= Dataset extract =
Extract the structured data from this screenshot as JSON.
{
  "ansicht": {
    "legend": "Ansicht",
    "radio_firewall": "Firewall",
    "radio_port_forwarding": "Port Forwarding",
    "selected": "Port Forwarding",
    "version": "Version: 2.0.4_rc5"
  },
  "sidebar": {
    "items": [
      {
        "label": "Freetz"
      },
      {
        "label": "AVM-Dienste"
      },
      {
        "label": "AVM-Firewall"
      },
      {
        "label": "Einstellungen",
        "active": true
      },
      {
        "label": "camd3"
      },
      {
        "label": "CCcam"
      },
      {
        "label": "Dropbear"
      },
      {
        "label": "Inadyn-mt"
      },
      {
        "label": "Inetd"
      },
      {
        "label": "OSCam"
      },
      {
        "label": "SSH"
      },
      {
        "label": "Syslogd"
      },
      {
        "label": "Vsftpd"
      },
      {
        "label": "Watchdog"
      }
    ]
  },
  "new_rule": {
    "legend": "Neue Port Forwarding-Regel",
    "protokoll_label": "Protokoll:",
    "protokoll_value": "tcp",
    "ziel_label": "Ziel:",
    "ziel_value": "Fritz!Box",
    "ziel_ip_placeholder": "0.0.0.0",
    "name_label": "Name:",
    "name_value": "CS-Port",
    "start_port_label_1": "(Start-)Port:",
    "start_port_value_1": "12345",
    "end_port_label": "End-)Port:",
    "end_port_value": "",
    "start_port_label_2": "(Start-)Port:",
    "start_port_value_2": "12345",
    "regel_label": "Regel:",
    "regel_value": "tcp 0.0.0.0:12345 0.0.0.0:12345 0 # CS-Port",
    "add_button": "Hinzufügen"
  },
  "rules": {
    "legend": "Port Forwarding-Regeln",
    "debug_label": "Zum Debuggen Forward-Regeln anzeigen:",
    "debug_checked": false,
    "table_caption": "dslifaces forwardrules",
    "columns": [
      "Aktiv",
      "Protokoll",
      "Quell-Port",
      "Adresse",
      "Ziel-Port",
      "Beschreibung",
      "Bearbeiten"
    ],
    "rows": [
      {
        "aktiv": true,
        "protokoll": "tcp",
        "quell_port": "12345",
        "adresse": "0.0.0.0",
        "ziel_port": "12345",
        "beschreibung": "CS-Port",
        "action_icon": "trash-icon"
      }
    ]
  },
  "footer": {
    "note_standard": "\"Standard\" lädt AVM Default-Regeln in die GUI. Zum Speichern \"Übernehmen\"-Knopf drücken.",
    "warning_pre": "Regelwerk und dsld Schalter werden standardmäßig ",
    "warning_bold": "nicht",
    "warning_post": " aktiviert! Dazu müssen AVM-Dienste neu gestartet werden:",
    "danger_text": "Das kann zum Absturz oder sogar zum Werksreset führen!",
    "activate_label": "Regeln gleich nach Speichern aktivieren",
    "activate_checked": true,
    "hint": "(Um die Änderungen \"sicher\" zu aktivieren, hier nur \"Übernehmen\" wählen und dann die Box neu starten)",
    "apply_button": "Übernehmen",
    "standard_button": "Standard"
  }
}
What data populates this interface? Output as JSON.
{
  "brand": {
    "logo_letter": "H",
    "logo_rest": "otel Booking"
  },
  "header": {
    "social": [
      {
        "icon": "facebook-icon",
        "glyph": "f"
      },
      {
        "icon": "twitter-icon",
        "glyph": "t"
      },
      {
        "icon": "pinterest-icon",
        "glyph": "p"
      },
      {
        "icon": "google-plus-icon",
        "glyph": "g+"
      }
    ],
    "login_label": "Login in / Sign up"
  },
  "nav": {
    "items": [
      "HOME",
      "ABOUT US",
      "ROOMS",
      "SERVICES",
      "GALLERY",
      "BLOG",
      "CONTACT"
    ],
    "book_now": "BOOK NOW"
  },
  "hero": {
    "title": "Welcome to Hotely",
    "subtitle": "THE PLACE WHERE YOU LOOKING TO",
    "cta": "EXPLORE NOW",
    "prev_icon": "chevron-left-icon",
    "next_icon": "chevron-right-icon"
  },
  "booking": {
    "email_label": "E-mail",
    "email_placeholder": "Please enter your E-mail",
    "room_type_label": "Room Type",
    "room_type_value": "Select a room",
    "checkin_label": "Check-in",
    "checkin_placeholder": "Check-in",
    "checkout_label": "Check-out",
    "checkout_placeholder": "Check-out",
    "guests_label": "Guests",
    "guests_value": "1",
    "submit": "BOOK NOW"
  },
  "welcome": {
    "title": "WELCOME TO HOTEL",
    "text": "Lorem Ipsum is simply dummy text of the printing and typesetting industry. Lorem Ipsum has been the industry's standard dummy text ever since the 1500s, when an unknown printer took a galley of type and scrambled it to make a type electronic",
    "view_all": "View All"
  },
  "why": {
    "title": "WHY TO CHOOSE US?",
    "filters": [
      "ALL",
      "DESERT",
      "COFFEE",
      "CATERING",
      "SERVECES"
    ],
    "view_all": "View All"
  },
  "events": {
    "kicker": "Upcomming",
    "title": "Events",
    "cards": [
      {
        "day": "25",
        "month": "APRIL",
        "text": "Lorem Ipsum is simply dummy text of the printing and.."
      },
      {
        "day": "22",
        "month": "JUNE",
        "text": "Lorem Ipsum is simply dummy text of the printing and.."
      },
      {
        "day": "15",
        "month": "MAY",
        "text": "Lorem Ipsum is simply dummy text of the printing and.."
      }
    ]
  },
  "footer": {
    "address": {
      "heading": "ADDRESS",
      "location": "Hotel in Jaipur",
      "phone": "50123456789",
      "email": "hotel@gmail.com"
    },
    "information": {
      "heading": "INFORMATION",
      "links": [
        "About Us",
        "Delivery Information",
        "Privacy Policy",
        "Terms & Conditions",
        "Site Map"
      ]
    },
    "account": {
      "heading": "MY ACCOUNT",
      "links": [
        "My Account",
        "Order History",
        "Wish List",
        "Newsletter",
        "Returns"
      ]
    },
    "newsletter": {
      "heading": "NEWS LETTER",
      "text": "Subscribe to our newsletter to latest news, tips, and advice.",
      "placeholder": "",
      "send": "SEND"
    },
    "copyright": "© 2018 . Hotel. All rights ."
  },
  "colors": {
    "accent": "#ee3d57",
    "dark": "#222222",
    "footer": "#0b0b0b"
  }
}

= Task brief =
Using the data above, print every record exactly as shown.

= Result of this task =
Extract the structured data from this screenshot as JSON.
{
  "ansicht": {
    "legend": "Ansicht",
    "radio_firewall": "Firewall",
    "radio_port_forwarding": "Port Forwarding",
    "selected": "Port Forwarding",
    "version": "Version: 2.0.4_rc5"
  },
  "sidebar": {
    "items": [
      {
        "label": "Freetz"
      },
      {
        "label": "AVM-Dienste"
      },
      {
        "label": "AVM-Firewall"
      },
      {
        "label": "Einstellungen",
        "active": true
      },
      {
        "label": "camd3"
      },
      {
        "label": "CCcam"
      },
      {
        "label": "Dropbear"
      },
      {
        "label": "Inadyn-mt"
      },
      {
        "label": "Inetd"
      },
      {
        "label": "OSCam"
      },
      {
        "label": "SSH"
      },
      {
        "label": "Syslogd"
      },
      {
        "label": "Vsftpd"
      },
      {
        "label": "Watchdog"
      }
    ]
  },
  "new_rule": {
    "legend": "Neue Port Forwarding-Regel",
    "protokoll_label": "Protokoll:",
    "protokoll_value": "tcp",
    "ziel_label": "Ziel:",
    "ziel_value": "Fritz!Box",
    "ziel_ip_placeholder": "0.0.0.0",
    "name_label": "Name:",
    "name_value": "CS-Port",
    "start_port_label_1": "(Start-)Port:",
    "start_port_value_1": "12345",
    "end_port_label": "End-)Port:",
    "end_port_value": "",
    "start_port_label_2": "(Start-)Port:",
    "start_port_value_2": "12345",
    "regel_label": "Regel:",
    "regel_value": "tcp 0.0.0.0:12345 0.0.0.0:12345 0 # CS-Port",
    "add_button": "Hinzufügen"
  },
  "rules": {
    "legend": "Port Forwarding-Regeln",
    "debug_label": "Zum Debuggen Forward-Regeln anzeigen:",
    "debug_checked": false,
    "table_caption": "dslifaces forwardrules",
    "columns": [
      "Aktiv",
      "Protokoll",
      "Quell-Port",
      "Adresse",
      "Ziel-Port",
      "Beschreibung",
      "Bearbeiten"
    ],
    "rows": [
      {
        "aktiv": true,
        "protokoll": "tcp",
        "quell_port": "12345",
        "adresse": "0.0.0.0",
        "ziel_port": "12345",
        "beschreibung": "CS-Port",
        "action_icon": "trash-icon"
      }
    ]
  },
  "footer": {
    "note_standard": "\"Standard\" lädt AVM Default-Regeln in die GUI. Zum Speichern \"Übernehmen\"-Knopf drücken.",
    "warning_pre": "Regelwerk und dsld Schalter werden standardmäßig ",
    "warning_bold": "nicht",
    "warning_post": " aktiviert! Dazu müssen AVM-Dienste neu gestartet werden:",
    "danger_text": "Das kann zum Absturz oder sogar zum Werksreset führen!",
    "activate_label": "Regeln gleich nach Speichern aktivieren",
    "activate_checked": true,
    "hint": "(Um die Änderungen \"sicher\" zu aktivieren, hier nur \"Übernehmen\" wählen und dann die Box neu starten)",
    "apply_button": "Übernehmen",
    "standard_button": "Standard"
  }
}
What data populates this interface? Output as JSON.
{
  "brand": {
    "logo_letter": "H",
    "logo_rest": "otel Booking"
  },
  "header": {
    "social": [
      {
        "icon": "facebook-icon",
        "glyph": "f"
      },
      {
        "icon": "twitter-icon",
        "glyph": "t"
      },
      {
        "icon": "pinterest-icon",
        "glyph": "p"
      },
      {
        "icon": "google-plus-icon",
        "glyph": "g+"
      }
    ],
    "login_label": "Login in / Sign up"
  },
  "nav": {
    "items": [
      "HOME",
      "ABOUT US",
      "ROOMS",
      "SERVICES",
      "GALLERY",
      "BLOG",
      "CONTACT"
    ],
    "book_now": "BOOK NOW"
  },
  "hero": {
    "title": "Welcome to Hotely",
    "subtitle": "THE PLACE WHERE YOU LOOKING TO",
    "cta": "EXPLORE NOW",
    "prev_icon": "chevron-left-icon",
    "next_icon": "chevron-right-icon"
  },
  "booking": {
    "email_label": "E-mail",
    "email_placeholder": "Please enter your E-mail",
    "room_type_label": "Room Type",
    "room_type_value": "Select a room",
    "checkin_label": "Check-in",
    "checkin_placeholder": "Check-in",
    "checkout_label": "Check-out",
    "checkout_placeholder": "Check-out",
    "guests_label": "Guests",
    "guests_value": "1",
    "submit": "BOOK NOW"
  },
  "welcome": {
    "title": "WELCOME TO HOTEL",
    "text": "Lorem Ipsum is simply dummy text of the printing and typesetting industry. Lorem Ipsum has been the industry's standard dummy text ever since the 1500s, when an unknown printer took a galley of type and scrambled it to make a type electronic",
    "view_all": "View All"
  },
  "why": {
    "title": "WHY TO CHOOSE US?",
    "filters": [
      "ALL",
      "DESERT",
      "COFFEE",
      "CATERING",
      "SERVECES"
    ],
    "view_all": "View All"
  },
  "events": {
    "kicker": "Upcomming",
    "title": "Events",
    "cards": [
      {
        "day": "25",
        "month": "APRIL",
        "text": "Lorem Ipsum is simply dummy text of the printing and.."
      },
      {
        "day": "22",
        "month": "JUNE",
        "text": "Lorem Ipsum is simply dummy text of the printing and.."
      },
      {
        "day": "15",
        "month": "MAY",
        "text": "Lorem Ipsum is simply dummy text of the printing and.."
      }
    ]
  },
  "footer": {
    "address": {
      "heading": "ADDRESS",
      "location": "Hotel in Jaipur",
      "phone": "50123456789",
      "email": "hotel@gmail.com"
    },
    "information": {
      "heading": "INFORMATION",
      "links": [
        "About Us",
        "Delivery Information",
        "Privacy Policy",
        "Terms & Conditions",
        "Site Map"
      ]
    },
    "account": {
      "heading": "MY ACCOUNT",
      "links": [
        "My Account",
        "Order History",
        "Wish List",
        "Newsletter",
        "Returns"
      ]
    },
    "newsletter": {
      "heading": "NEWS LETTER",
      "text": "Subscribe to our newsletter to latest news, tips, and advice.",
      "placeholder": "",
      "send": "SEND"
    },
    "copyright": "© 2018 . Hotel. All rights ."
  },
  "colors": {
    "accent": "#ee3d57",
    "dark": "#222222",
    "footer": "#0b0b0b"
  }
}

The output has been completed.